Can you quote the records below in full, word for word?

-- BEGIN Given entries --

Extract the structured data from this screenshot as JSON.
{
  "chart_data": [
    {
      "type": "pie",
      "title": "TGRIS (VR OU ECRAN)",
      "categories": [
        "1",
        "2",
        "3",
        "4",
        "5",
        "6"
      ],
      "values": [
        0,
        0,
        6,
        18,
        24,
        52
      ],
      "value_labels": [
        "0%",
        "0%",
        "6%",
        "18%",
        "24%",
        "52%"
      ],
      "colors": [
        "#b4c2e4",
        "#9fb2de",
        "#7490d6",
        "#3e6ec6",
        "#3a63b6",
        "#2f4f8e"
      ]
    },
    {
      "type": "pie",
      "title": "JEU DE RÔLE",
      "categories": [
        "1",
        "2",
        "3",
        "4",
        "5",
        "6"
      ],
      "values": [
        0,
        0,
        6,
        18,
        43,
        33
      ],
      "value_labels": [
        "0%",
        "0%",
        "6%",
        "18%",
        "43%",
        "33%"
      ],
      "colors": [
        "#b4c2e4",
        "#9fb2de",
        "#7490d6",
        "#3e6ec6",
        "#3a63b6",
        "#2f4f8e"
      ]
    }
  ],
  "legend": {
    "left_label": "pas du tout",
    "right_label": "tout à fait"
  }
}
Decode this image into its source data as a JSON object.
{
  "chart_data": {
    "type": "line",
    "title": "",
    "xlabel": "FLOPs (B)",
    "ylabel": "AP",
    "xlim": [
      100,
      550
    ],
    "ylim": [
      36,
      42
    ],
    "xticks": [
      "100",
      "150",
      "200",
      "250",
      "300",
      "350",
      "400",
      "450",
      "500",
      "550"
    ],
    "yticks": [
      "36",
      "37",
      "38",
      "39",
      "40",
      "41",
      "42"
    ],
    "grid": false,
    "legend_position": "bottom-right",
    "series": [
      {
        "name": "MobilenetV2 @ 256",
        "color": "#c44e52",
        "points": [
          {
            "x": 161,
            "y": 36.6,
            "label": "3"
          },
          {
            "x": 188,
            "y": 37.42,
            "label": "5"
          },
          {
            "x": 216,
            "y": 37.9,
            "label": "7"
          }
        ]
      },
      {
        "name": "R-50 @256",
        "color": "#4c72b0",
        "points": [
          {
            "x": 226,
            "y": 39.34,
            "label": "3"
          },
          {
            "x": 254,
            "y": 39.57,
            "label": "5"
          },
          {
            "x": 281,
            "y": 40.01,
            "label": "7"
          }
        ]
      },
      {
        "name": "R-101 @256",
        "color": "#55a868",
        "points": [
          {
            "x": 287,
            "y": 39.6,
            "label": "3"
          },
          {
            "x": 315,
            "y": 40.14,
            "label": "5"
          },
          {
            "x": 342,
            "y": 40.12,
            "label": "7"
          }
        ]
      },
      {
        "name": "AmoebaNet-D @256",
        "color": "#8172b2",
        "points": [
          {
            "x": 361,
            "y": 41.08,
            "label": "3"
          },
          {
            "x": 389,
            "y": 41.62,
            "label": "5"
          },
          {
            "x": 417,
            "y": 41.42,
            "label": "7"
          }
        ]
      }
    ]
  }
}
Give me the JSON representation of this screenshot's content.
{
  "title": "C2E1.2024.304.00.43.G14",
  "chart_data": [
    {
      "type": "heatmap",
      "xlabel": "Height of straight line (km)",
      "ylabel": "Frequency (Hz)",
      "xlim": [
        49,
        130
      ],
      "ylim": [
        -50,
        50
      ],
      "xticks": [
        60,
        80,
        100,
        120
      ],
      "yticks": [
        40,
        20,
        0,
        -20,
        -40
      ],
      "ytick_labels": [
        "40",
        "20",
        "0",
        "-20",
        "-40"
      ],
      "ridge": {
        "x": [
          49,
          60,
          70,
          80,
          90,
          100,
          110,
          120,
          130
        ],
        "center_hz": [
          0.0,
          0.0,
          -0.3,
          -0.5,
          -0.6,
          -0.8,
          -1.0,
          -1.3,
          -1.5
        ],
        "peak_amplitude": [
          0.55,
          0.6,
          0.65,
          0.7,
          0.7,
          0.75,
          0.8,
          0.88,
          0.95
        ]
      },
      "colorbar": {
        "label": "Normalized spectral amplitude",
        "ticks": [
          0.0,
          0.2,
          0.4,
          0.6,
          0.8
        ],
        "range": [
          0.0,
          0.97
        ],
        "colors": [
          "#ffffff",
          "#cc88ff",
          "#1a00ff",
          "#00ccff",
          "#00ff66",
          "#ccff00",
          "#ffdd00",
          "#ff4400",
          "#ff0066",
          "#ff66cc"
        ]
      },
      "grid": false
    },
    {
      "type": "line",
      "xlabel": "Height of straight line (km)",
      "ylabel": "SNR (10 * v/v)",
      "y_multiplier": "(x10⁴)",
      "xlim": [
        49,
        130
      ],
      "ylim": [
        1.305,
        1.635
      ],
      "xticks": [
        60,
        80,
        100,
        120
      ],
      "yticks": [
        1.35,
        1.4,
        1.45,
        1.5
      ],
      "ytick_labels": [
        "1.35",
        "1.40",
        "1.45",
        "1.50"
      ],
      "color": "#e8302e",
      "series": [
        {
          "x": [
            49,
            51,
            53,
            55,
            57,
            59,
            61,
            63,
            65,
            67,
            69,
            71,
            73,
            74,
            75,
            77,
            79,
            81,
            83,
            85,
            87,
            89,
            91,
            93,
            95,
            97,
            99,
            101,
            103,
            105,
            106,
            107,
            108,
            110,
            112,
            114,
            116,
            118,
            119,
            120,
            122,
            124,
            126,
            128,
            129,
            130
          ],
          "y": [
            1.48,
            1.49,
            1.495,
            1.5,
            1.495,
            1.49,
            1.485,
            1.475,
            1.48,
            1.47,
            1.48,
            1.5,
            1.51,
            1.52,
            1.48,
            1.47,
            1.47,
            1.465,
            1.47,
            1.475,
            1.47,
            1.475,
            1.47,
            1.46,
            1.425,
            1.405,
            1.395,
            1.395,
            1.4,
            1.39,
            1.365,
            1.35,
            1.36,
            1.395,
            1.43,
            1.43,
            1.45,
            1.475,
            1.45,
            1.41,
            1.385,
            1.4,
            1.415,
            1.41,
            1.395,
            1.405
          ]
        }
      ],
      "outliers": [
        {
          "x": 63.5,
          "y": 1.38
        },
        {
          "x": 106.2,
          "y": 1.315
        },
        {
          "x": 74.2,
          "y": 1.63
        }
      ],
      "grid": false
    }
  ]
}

-- END Given entries --

Solution to the problem
Extract the structured data from this screenshot as JSON.
{
  "chart_data": [
    {
      "type": "pie",
      "title": "TGRIS (VR OU ECRAN)",
      "categories": [
        "1",
        "2",
        "3",
        "4",
        "5",
        "6"
      ],
      "values": [
        0,
        0,
        6,
        18,
        24,
        52
      ],
      "value_labels": [
        "0%",
        "0%",
        "6%",
        "18%",
        "24%",
        "52%"
      ],
      "colors": [
        "#b4c2e4",
        "#9fb2de",
        "#7490d6",
        "#3e6ec6",
        "#3a63b6",
        "#2f4f8e"
      ]
    },
    {
      "type": "pie",
      "title": "JEU DE RÔLE",
      "categories": [
        "1",
        "2",
        "3",
        "4",
        "5",
        "6"
      ],
      "values": [
        0,
        0,
        6,
        18,
        43,
        33
      ],
      "value_labels": [
        "0%",
        "0%",
        "6%",
        "18%",
        "43%",
        "33%"
      ],
      "colors": [
        "#b4c2e4",
        "#9fb2de",
        "#7490d6",
        "#3e6ec6",
        "#3a63b6",
        "#2f4f8e"
      ]
    }
  ],
  "legend": {
    "left_label": "pas du tout",
    "right_label": "tout à fait"
  }
}
Decode this image into its source data as a JSON object.
{
  "chart_data": {
    "type": "line",
    "title": "",
    "xlabel": "FLOPs (B)",
    "ylabel": "AP",
    "xlim": [
      100,
      550
    ],
    "ylim": [
      36,
      42
    ],
    "xticks": [
      "100",
      "150",
      "200",
      "250",
      "300",
      "350",
      "400",
      "450",
      "500",
      "550"
    ],
    "yticks": [
      "36",
      "37",
      "38",
      "39",
      "40",
      "41",
      "42"
    ],
    "grid": false,
    "legend_position": "bottom-right",
    "series": [
      {
        "name": "MobilenetV2 @ 256",
        "color": "#c44e52",
        "points": [
          {
            "x": 161,
            "y": 36.6,
            "label": "3"
          },
          {
            "x": 188,
            "y": 37.42,
            "label": "5"
          },
          {
            "x": 216,
            "y": 37.9,
            "label": "7"
          }
        ]
      },
      {
        "name": "R-50 @256",
        "color": "#4c72b0",
        "points": [
          {
            "x": 226,
            "y": 39.34,
            "label": "3"
          },
          {
            "x": 254,
            "y": 39.57,
            "label": "5"
          },
          {
            "x": 281,
            "y": 40.01,
            "label": "7"
          }
        ]
      },
      {
        "name": "R-101 @256",
        "color": "#55a868",
        "points": [
          {
            "x": 287,
            "y": 39.6,
            "label": "3"
          },
          {
            "x": 315,
            "y": 40.14,
            "label": "5"
          },
          {
            "x": 342,
            "y": 40.12,
            "label": "7"
          }
        ]
      },
      {
        "name": "AmoebaNet-D @256",
        "color": "#8172b2",
        "points": [
          {
            "x": 361,
            "y": 41.08,
            "label": "3"
          },
          {
            "x": 389,
            "y": 41.62,
            "label": "5"
          },
          {
            "x": 417,
            "y": 41.42,
            "label": "7"
          }
        ]
      }
    ]
  }
}
Give me the JSON representation of this screenshot's content.
{
  "title": "C2E1.2024.304.00.43.G14",
  "chart_data": [
    {
      "type": "heatmap",
      "xlabel": "Height of straight line (km)",
      "ylabel": "Frequency (Hz)",
      "xlim": [
        49,
        130
      ],
      "ylim": [
        -50,
        50
      ],
      "xticks": [
        60,
        80,
        100,
        120
      ],
      "yticks": [
        40,
        20,
        0,
        -20,
        -40
      ],
      "ytick_labels": [
        "40",
        "20",
        "0",
        "-20",
        "-40"
      ],
      "ridge": {
        "x": [
          49,
          60,
          70,
          80,
          90,
          100,
          110,
          120,
          130
        ],
        "center_hz": [
          0.0,
          0.0,
          -0.3,
          -0.5,
          -0.6,
          -0.8,
          -1.0,
          -1.3,
          -1.5
        ],
        "peak_amplitude": [
          0.55,
          0.6,
          0.65,
          0.7,
          0.7,
          0.75,
          0.8,
          0.88,
          0.95
        ]
      },
      "colorbar": {
        "label": "Normalized spectral amplitude",
        "ticks": [
          0.0,
          0.2,
          0.4,
          0.6,
          0.8
        ],
        "range": [
          0.0,
          0.97
        ],
        "colors": [
          "#ffffff",
          "#cc88ff",
          "#1a00ff",
          "#00ccff",
          "#00ff66",
          "#ccff00",
          "#ffdd00",
          "#ff4400",
          "#ff0066",
          "#ff66cc"
        ]
      },
      "grid": false
    },
    {
      "type": "line",
      "xlabel": "Height of straight line (km)",
      "ylabel": "SNR (10 * v/v)",
      "y_multiplier": "(x10⁴)",
      "xlim": [
        49,
        130
      ],
      "ylim": [
        1.305,
        1.635
      ],
      "xticks": [
        60,
        80,
        100,
        120
      ],
      "yticks": [
        1.35,
        1.4,
        1.45,
        1.5
      ],
      "ytick_labels": [
        "1.35",
        "1.40",
        "1.45",
        "1.50"
      ],
      "color": "#e8302e",
      "series": [
        {
          "x": [
            49,
            51,
            53,
            55,
            57,
            59,
            61,
            63,
            65,
            67,
            69,
            71,
            73,
            74,
            75,
            77,
            79,
            81,
            83,
            85,
            87,
            89,
            91,
            93,
            95,
            97,
            99,
            101,
            103,
            105,
            106,
            107,
            108,
            110,
            112,
            114,
            116,
            118,
            119,
            120,
            122,
            124,
            126,
            128,
            129,
            130
          ],
          "y": [
            1.48,
            1.49,
            1.495,
            1.5,
            1.495,
            1.49,
            1.485,
            1.475,
            1.48,
            1.47,
            1.48,
            1.5,
            1.51,
            1.52,
            1.48,
            1.47,
            1.47,
            1.465,
            1.47,
            1.475,
            1.47,
            1.475,
            1.47,
            1.46,
            1.425,
            1.405,
            1.395,
            1.395,
            1.4,
            1.39,
            1.365,
            1.35,
            1.36,
            1.395,
            1.43,
            1.43,
            1.45,
            1.475,
            1.45,
            1.41,
            1.385,
            1.4,
            1.415,
            1.41,
            1.395,
            1.405
          ]
        }
      ],
      "outliers": [
        {
          "x": 63.5,
          "y": 1.38
        },
        {
          "x": 106.2,
          "y": 1.315
        },
        {
          "x": 74.2,
          "y": 1.63
        }
      ],
      "grid": false
    }
  ]
}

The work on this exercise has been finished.